Directions for this task:
Comb through the entries for "Increased" and pull out each line that holds it.

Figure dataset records
——

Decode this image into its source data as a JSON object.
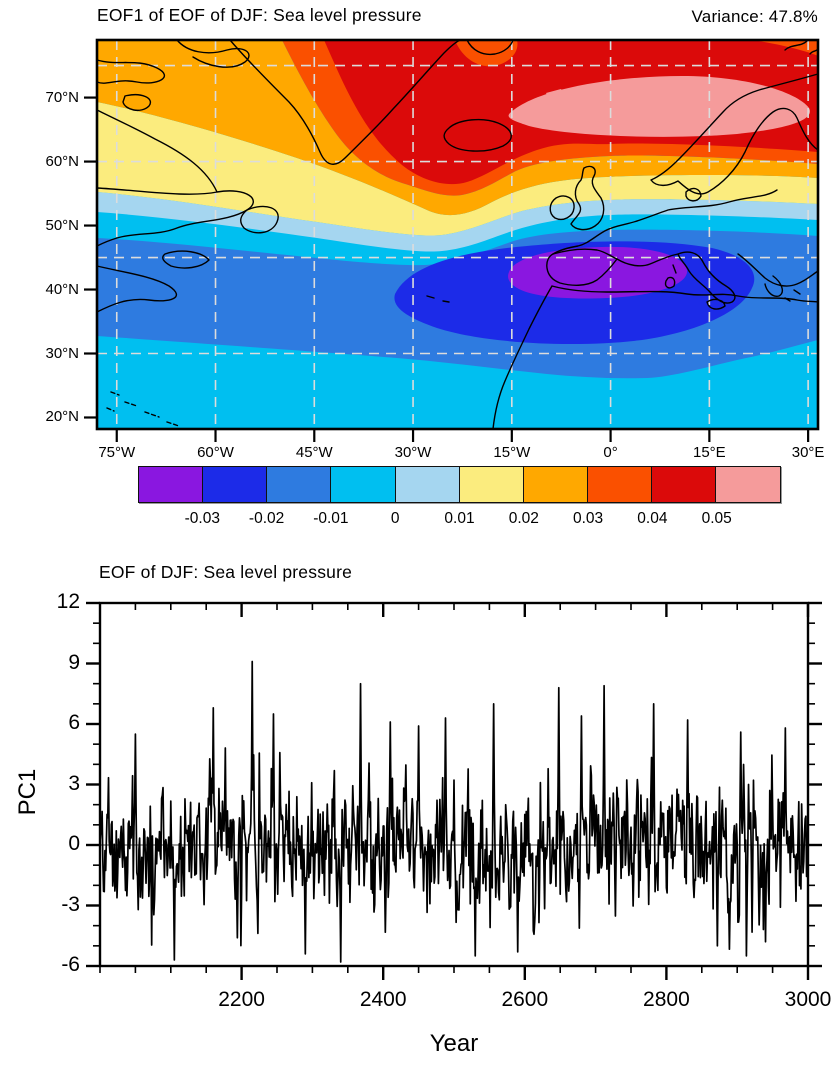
{
  "page": {
    "bg": "#ffffff",
    "fg": "#000000"
  },
  "map_panel": {
    "title": "EOF1 of EOF of DJF: Sea level pressure",
    "variance_label": "Variance: 47.8%",
    "lon_range": [
      -78,
      31.5
    ],
    "lat_range": [
      18.2,
      79
    ],
    "lat_tick_labels": [
      {
        "label": "70°N",
        "lat": 70
      },
      {
        "label": "60°N",
        "lat": 60
      },
      {
        "label": "50°N",
        "lat": 50
      },
      {
        "label": "40°N",
        "lat": 40
      },
      {
        "label": "30°N",
        "lat": 30
      },
      {
        "label": "20°N",
        "lat": 20
      }
    ],
    "lon_tick_labels": [
      {
        "label": "75°W",
        "lon": -75
      },
      {
        "label": "60°W",
        "lon": -60
      },
      {
        "label": "45°W",
        "lon": -45
      },
      {
        "label": "30°W",
        "lon": -30
      },
      {
        "label": "15°W",
        "lon": -15
      },
      {
        "label": "0°",
        "lon": 0
      },
      {
        "label": "15°E",
        "lon": 15
      },
      {
        "label": "30°E",
        "lon": 30
      }
    ],
    "grid_lats": [
      30,
      45,
      60,
      75
    ],
    "grid_lons": [
      -75,
      -60,
      -45,
      -30,
      -15,
      0,
      15,
      30
    ],
    "grid_color": "#dcdcdc",
    "coast_color": "#000000"
  },
  "colorbar": {
    "colors": [
      "#8A17E0",
      "#1C2BE8",
      "#2E7BE0",
      "#00BFF0",
      "#A5D6F0",
      "#FBEC7E",
      "#FFA800",
      "#FA5000",
      "#DB0A0A",
      "#F59B9B"
    ],
    "tick_labels": [
      "-0.03",
      "-0.02",
      "-0.01",
      "0",
      "0.01",
      "0.02",
      "0.03",
      "0.04",
      "0.05"
    ]
  },
  "ts_panel": {
    "title": "EOF of DJF: Sea level pressure",
    "xlabel": "Year",
    "ylabel": "PC1"
  },
  "chart_data": [
    {
      "type": "heatmap",
      "subtype": "filled_contour_map",
      "title": "EOF1 of EOF of DJF: Sea level pressure",
      "annotation": "Variance: 47.8%",
      "region": "North Atlantic / Europe",
      "lon_range": [
        -78,
        31.5
      ],
      "lat_range": [
        18.2,
        79
      ],
      "contour_levels": [
        -0.03,
        -0.02,
        -0.01,
        0,
        0.01,
        0.02,
        0.03,
        0.04,
        0.05
      ],
      "fill_colors": [
        "#8A17E0",
        "#1C2BE8",
        "#2E7BE0",
        "#00BFF0",
        "#A5D6F0",
        "#FBEC7E",
        "#FFA800",
        "#FA5000",
        "#DB0A0A",
        "#F59B9B"
      ],
      "pattern_summary": "NAO-like dipole: negative center below -0.03 over Iberia near 40N 5W-5E; positive center above 0.05 over the Norwegian Sea near 68N 0-20E; zero line near 55N",
      "grid": true,
      "x_ticks": [
        "75°W",
        "60°W",
        "45°W",
        "30°W",
        "15°W",
        "0°",
        "15°E",
        "30°E"
      ],
      "y_ticks": [
        "70°N",
        "60°N",
        "50°N",
        "40°N",
        "30°N",
        "20°N"
      ]
    },
    {
      "type": "line",
      "title": "EOF of DJF: Sea level pressure",
      "xlabel": "Year",
      "ylabel": "PC1",
      "xlim": [
        2000,
        3000
      ],
      "ylim": [
        -6,
        12
      ],
      "x_major_ticks": [
        2200,
        2400,
        2600,
        2800,
        3000
      ],
      "x_minor_step": 50,
      "y_major_ticks": [
        -6,
        -3,
        0,
        3,
        6,
        9,
        12
      ],
      "y_minor_step": 1,
      "grid": false,
      "line_color": "#000000",
      "series": {
        "name": "PC1",
        "points_per_year": 1,
        "approx_mean": 0,
        "approx_std": 2,
        "max": 9.1,
        "max_year": 2215,
        "min": -5.8,
        "min_year": 2340,
        "seed": 20240613
      },
      "notable_points": [
        [
          2050,
          5.5
        ],
        [
          2105,
          -5.7
        ],
        [
          2160,
          6.8
        ],
        [
          2215,
          9.1
        ],
        [
          2245,
          6.5
        ],
        [
          2290,
          -5.4
        ],
        [
          2340,
          -5.8
        ],
        [
          2368,
          8.0
        ],
        [
          2410,
          6.1
        ],
        [
          2450,
          5.9
        ],
        [
          2488,
          6.3
        ],
        [
          2530,
          -5.5
        ],
        [
          2556,
          7.0
        ],
        [
          2590,
          -5.3
        ],
        [
          2648,
          7.8
        ],
        [
          2680,
          6.4
        ],
        [
          2712,
          7.9
        ],
        [
          2782,
          7.0
        ],
        [
          2830,
          6.2
        ],
        [
          2872,
          -5.0
        ],
        [
          2905,
          5.6
        ],
        [
          2940,
          -4.8
        ],
        [
          2968,
          5.8
        ]
      ]
    }
  ]
}
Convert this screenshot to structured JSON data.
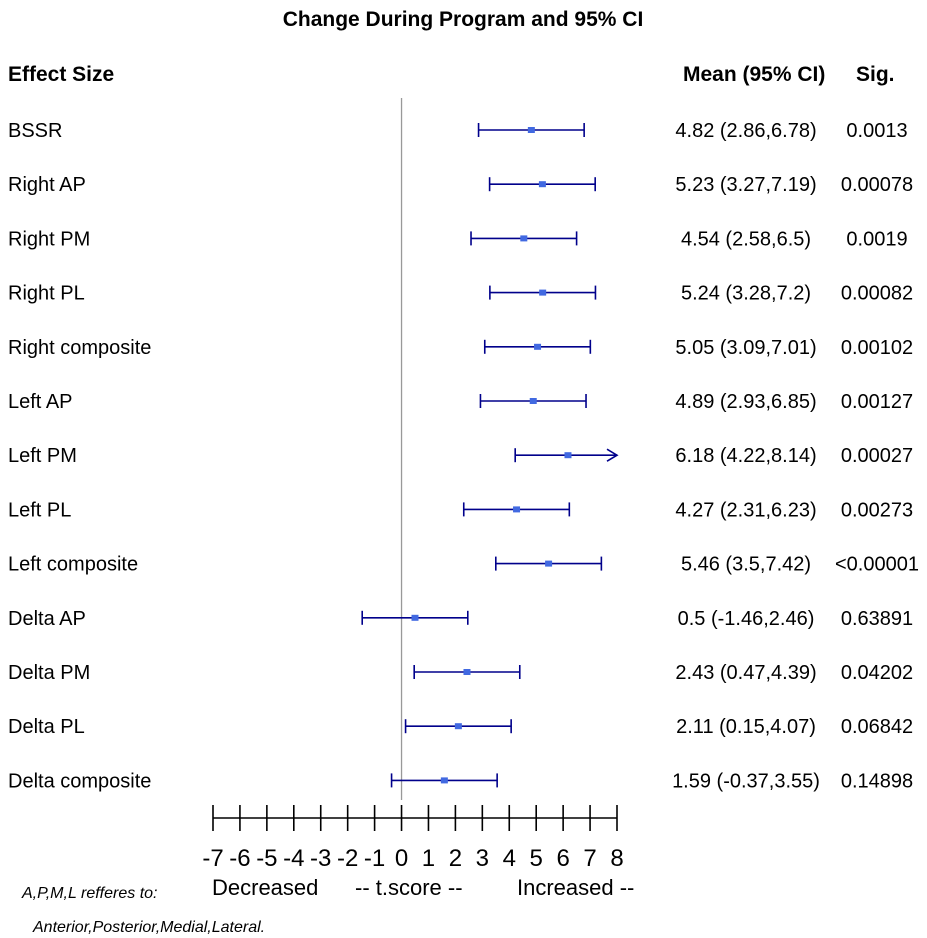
{
  "title": "Change During Program and 95% CI",
  "header": {
    "effect_size": "Effect Size",
    "mean_ci": "Mean (95% CI)",
    "sig": "Sig."
  },
  "axis": {
    "label_left": "Decreased",
    "label_mid": "--  t.score  --",
    "label_right": "Increased  --"
  },
  "footnote": {
    "line1": "A,P,M,L refferes to:",
    "line2": "Anterior,Posterior,Medial,Lateral."
  },
  "colors": {
    "ci": "#00008B",
    "point": "#4169E1",
    "refline": "#999999"
  },
  "chart_data": {
    "type": "forest",
    "title": "Change During Program and 95% CI",
    "xlabel": "Decreased -- t.score -- Increased --",
    "xlim": [
      -7,
      8
    ],
    "xticks": [
      "-7",
      "-6",
      "-5",
      "-4",
      "-3",
      "-2",
      "-1",
      "0",
      "1",
      "2",
      "3",
      "4",
      "5",
      "6",
      "7",
      "8"
    ],
    "reference_line": 0,
    "rows": [
      {
        "label": "BSSR",
        "mean": 4.82,
        "lower": 2.86,
        "upper": 6.78,
        "ci_text": "4.82 (2.86,6.78)",
        "sig": "0.0013"
      },
      {
        "label": "Right AP",
        "mean": 5.23,
        "lower": 3.27,
        "upper": 7.19,
        "ci_text": "5.23 (3.27,7.19)",
        "sig": "0.00078"
      },
      {
        "label": "Right PM",
        "mean": 4.54,
        "lower": 2.58,
        "upper": 6.5,
        "ci_text": "4.54 (2.58,6.5)",
        "sig": "0.0019"
      },
      {
        "label": "Right PL",
        "mean": 5.24,
        "lower": 3.28,
        "upper": 7.2,
        "ci_text": "5.24 (3.28,7.2)",
        "sig": "0.00082"
      },
      {
        "label": "Right composite",
        "mean": 5.05,
        "lower": 3.09,
        "upper": 7.01,
        "ci_text": "5.05 (3.09,7.01)",
        "sig": "0.00102"
      },
      {
        "label": "Left AP",
        "mean": 4.89,
        "lower": 2.93,
        "upper": 6.85,
        "ci_text": "4.89 (2.93,6.85)",
        "sig": "0.00127"
      },
      {
        "label": "Left PM",
        "mean": 6.18,
        "lower": 4.22,
        "upper": 8.14,
        "ci_text": "6.18 (4.22,8.14)",
        "sig": "0.00027"
      },
      {
        "label": "Left PL",
        "mean": 4.27,
        "lower": 2.31,
        "upper": 6.23,
        "ci_text": "4.27 (2.31,6.23)",
        "sig": "0.00273"
      },
      {
        "label": "Left composite",
        "mean": 5.46,
        "lower": 3.5,
        "upper": 7.42,
        "ci_text": "5.46 (3.5,7.42)",
        "sig": "<0.00001"
      },
      {
        "label": "Delta AP",
        "mean": 0.5,
        "lower": -1.46,
        "upper": 2.46,
        "ci_text": "0.5 (-1.46,2.46)",
        "sig": "0.63891"
      },
      {
        "label": "Delta PM",
        "mean": 2.43,
        "lower": 0.47,
        "upper": 4.39,
        "ci_text": "2.43 (0.47,4.39)",
        "sig": "0.04202"
      },
      {
        "label": "Delta PL",
        "mean": 2.11,
        "lower": 0.15,
        "upper": 4.07,
        "ci_text": "2.11 (0.15,4.07)",
        "sig": "0.06842"
      },
      {
        "label": "Delta composite",
        "mean": 1.59,
        "lower": -0.37,
        "upper": 3.55,
        "ci_text": "1.59 (-0.37,3.55)",
        "sig": "0.14898"
      }
    ]
  }
}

——

The reply:
    "label_right": "Increased  --"
    "xlabel": "Decreased -- t.score -- Increased --",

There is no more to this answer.